▶ [THE PROBLEM]: Exclude the pictures, then copy all remaining records exactly.

══════

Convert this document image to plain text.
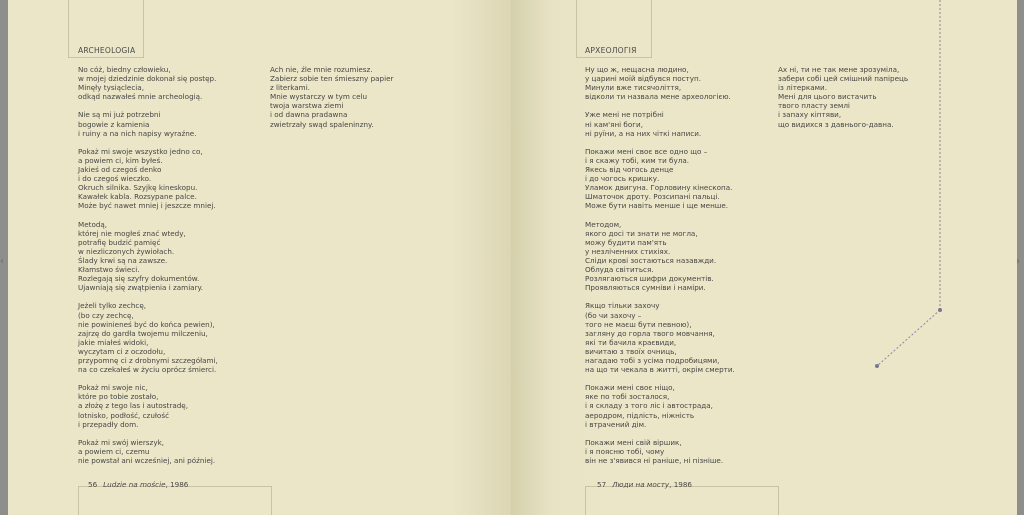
ARCHEOLOGIA
No cóż, biedny człowieku,
w mojej dziedzinie dokonał się postęp.
Minęły tysiąclecia,
odkąd nazwałeś mnie archeologią.
Nie są mi już potrzebni
bogowie z kamienia
i ruiny a na nich napisy wyraźne.
Pokaż mi swoje wszystko jedno co,
a powiem ci, kim byłeś.
Jakieś od czegoś denko
i do czegoś wieczko.
Okruch silnika. Szyjkę kineskopu.
Kawałek kabla. Rozsypane palce.
Może być nawet mniej i jeszcze mniej.
Metodą,
której nie mogłeś znać wtedy,
potrafię budzić pamięć
w niezliczonych żywiołach.
Ślady krwi są na zawsze.
Kłamstwo świeci.
Rozlegają się szyfry dokumentów.
Ujawniają się zwątpienia i zamiary.
Jeżeli tylko zechcę,
(bo czy zechcę,
nie powinieneś być do końca pewien),
zajrzę do gardła twojemu milczeniu,
jakie miałeś widoki,
wyczytam ci z oczodołu,
przypomnę ci z drobnymi szczegółami,
na co czekałeś w życiu oprócz śmierci.
Pokaż mi swoje nic,
które po tobie zostało,
a złożę z tego las i autostradę,
lotnisko, podłość, czułość
i przepadły dom.
Pokaż mi swój wierszyk,
a powiem ci, czemu
nie powstał ani wcześniej, ani później.
Ach nie, źle mnie rozumiesz.
Zabierz sobie ten śmieszny papier
z literkami.
Mnie wystarczy w tym celu
twoja warstwa ziemi
i od dawna pradawna
zwietrzały swąd spaleninzny.
56 Ludzie na moście, 1986
АРХЕОЛОГІЯ
Ну що ж, нещасна людино,
у царині моїй відбувся поступ.
Минули вже тисячоліття,
відколи ти назвала мене археологією.
Уже мені не потрібні
ні кам'яні боги,
ні руїни, а на них чіткі написи.
Покажи мені своє все одно що –
і я скажу тобі, ким ти була.
Якесь від чогось денце
і до чогось кришку.
Уламок двигуна. Горловину кінескопа.
Шматочок дроту. Розсипані пальці.
Може бути навіть менше і ще менше.
Методом,
якого досі ти знати не могла,
можу будити пам'ять
у незліченних стихіях.
Сліди крові зостаються назавжди.
Облуда світиться.
Розлягаються шифри документів.
Проявляються сумніви і наміри.
Якщо тільки захочу
(бо чи захочу –
того не маєш бути певною),
загляну до горла твого мовчання,
які ти бачила краєвиди,
вичитаю з твоїх очниць,
нагадаю тобі з усіма подробицями,
на що ти чекала в житті, окрім смерти.
Покажи мені своє ніщо,
яке по тобі зосталося,
і я складу з того ліс і автострада,
аеродром, підлість, ніжність
і втрачений дім.
Покажи мені свій віршик,
і я поясню тобі, чому
він не з'явився ні раніше, ні пізніше.
Ах ні, ти не так мене зрозуміла,
забери собі цей смішний папірець
із літерками.
Мені для цього вистачить
твого пласту землі
і запаху кіптяви,
що видихся з давнього-давна.
57 Люди на мосту, 1986
‹	›
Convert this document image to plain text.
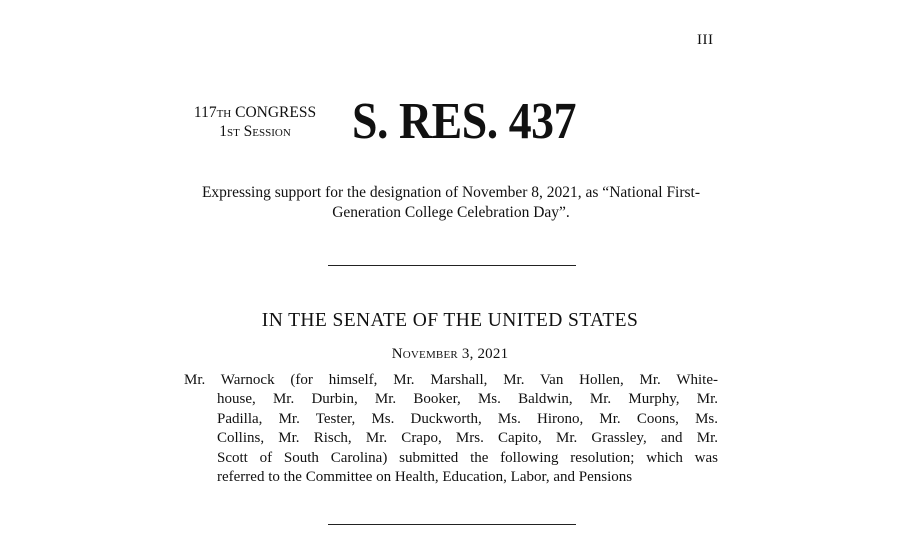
III
117th CONGRESS
1st Session	S. RES. 437
Expressing support for the designation of November 8, 2021, as “National First-Generation College Celebration Day”.
IN THE SENATE OF THE UNITED STATES
November 3, 2021
Mr. Warnock (for himself, Mr. Marshall, Mr. Van Hollen, Mr. White-
house, Mr. Durbin, Mr. Booker, Ms. Baldwin, Mr. Murphy, Mr.
Padilla, Mr. Tester, Ms. Duckworth, Ms. Hirono, Mr. Coons, Ms.
Collins, Mr. Risch, Mr. Crapo, Mrs. Capito, Mr. Grassley, and Mr.
Scott of South Carolina) submitted the following resolution; which was
referred to the Committee on Health, Education, Labor, and Pensions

══════

▶ [SOLUTION TO THIS TASK]:
Convert this document image to plain text.
ARCHEOLOGIA
No cóż, biedny człowieku,
w mojej dziedzinie dokonał się postęp.
Minęły tysiąclecia,
odkąd nazwałeś mnie archeologią.
Nie są mi już potrzebni
bogowie z kamienia
i ruiny a na nich napisy wyraźne.
Pokaż mi swoje wszystko jedno co,
a powiem ci, kim byłeś.
Jakieś od czegoś denko
i do czegoś wieczko.
Okruch silnika. Szyjkę kineskopu.
Kawałek kabla. Rozsypane palce.
Może być nawet mniej i jeszcze mniej.
Metodą,
której nie mogłeś znać wtedy,
potrafię budzić pamięć
w niezliczonych żywiołach.
Ślady krwi są na zawsze.
Kłamstwo świeci.
Rozlegają się szyfry dokumentów.
Ujawniają się zwątpienia i zamiary.
Jeżeli tylko zechcę,
(bo czy zechcę,
nie powinieneś być do końca pewien),
zajrzę do gardła twojemu milczeniu,
jakie miałeś widoki,
wyczytam ci z oczodołu,
przypomnę ci z drobnymi szczegółami,
na co czekałeś w życiu oprócz śmierci.
Pokaż mi swoje nic,
które po tobie zostało,
a złożę z tego las i autostradę,
lotnisko, podłość, czułość
i przepadły dom.
Pokaż mi swój wierszyk,
a powiem ci, czemu
nie powstał ani wcześniej, ani później.
Ach nie, źle mnie rozumiesz.
Zabierz sobie ten śmieszny papier
z literkami.
Mnie wystarczy w tym celu
twoja warstwa ziemi
i od dawna pradawna
zwietrzały swąd spaleninzny.
56 Ludzie na moście, 1986
АРХЕОЛОГІЯ
Ну що ж, нещасна людино,
у царині моїй відбувся поступ.
Минули вже тисячоліття,
відколи ти назвала мене археологією.
Уже мені не потрібні
ні кам'яні боги,
ні руїни, а на них чіткі написи.
Покажи мені своє все одно що –
і я скажу тобі, ким ти була.
Якесь від чогось денце
і до чогось кришку.
Уламок двигуна. Горловину кінескопа.
Шматочок дроту. Розсипані пальці.
Може бути навіть менше і ще менше.
Методом,
якого досі ти знати не могла,
можу будити пам'ять
у незліченних стихіях.
Сліди крові зостаються назавжди.
Облуда світиться.
Розлягаються шифри документів.
Проявляються сумніви і наміри.
Якщо тільки захочу
(бо чи захочу –
того не маєш бути певною),
загляну до горла твого мовчання,
які ти бачила краєвиди,
вичитаю з твоїх очниць,
нагадаю тобі з усіма подробицями,
на що ти чекала в житті, окрім смерти.
Покажи мені своє ніщо,
яке по тобі зосталося,
і я складу з того ліс і автострада,
аеродром, підлість, ніжність
і втрачений дім.
Покажи мені свій віршик,
і я поясню тобі, чому
він не з'явився ні раніше, ні пізніше.
Ах ні, ти не так мене зрозуміла,
забери собі цей смішний папірець
із літерками.
Мені для цього вистачить
твого пласту землі
і запаху кіптяви,
що видихся з давнього-давна.
57 Люди на мосту, 1986
‹	›
Convert this document image to plain text.
III
117th CONGRESS
1st Session	S. RES. 437
Expressing support for the designation of November 8, 2021, as “National First-Generation College Celebration Day”.
IN THE SENATE OF THE UNITED STATES
November 3, 2021
Mr. Warnock (for himself, Mr. Marshall, Mr. Van Hollen, Mr. White-
house, Mr. Durbin, Mr. Booker, Ms. Baldwin, Mr. Murphy, Mr.
Padilla, Mr. Tester, Ms. Duckworth, Ms. Hirono, Mr. Coons, Ms.
Collins, Mr. Risch, Mr. Crapo, Mrs. Capito, Mr. Grassley, and Mr.
Scott of South Carolina) submitted the following resolution; which was
referred to the Committee on Health, Education, Labor, and Pensions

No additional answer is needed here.